**Work to be completed:**
From the listing, collect all lines containing the word "Interdire".

**Saved entries:**
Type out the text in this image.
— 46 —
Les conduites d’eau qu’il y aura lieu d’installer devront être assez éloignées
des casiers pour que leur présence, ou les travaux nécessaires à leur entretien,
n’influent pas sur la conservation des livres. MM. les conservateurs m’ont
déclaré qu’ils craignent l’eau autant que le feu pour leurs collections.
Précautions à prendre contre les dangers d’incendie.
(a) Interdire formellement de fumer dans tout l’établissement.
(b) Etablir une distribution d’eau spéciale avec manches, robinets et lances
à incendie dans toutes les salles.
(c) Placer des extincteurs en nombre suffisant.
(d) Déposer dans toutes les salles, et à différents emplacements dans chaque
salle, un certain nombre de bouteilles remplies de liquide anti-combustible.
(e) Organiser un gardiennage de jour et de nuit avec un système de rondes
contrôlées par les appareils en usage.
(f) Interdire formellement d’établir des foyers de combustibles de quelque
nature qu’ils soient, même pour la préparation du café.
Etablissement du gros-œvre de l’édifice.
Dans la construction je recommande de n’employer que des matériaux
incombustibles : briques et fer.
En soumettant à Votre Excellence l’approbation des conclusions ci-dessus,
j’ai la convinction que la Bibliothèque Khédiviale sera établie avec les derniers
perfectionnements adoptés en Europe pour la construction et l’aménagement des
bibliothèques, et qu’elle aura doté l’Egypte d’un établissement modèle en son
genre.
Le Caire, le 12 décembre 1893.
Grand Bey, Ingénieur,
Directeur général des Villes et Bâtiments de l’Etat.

**Worked answer:**
(a) Interdire formellement de fumer dans tout l’établissement.
(f) Interdire formellement d’établir des foyers de combustibles de quelque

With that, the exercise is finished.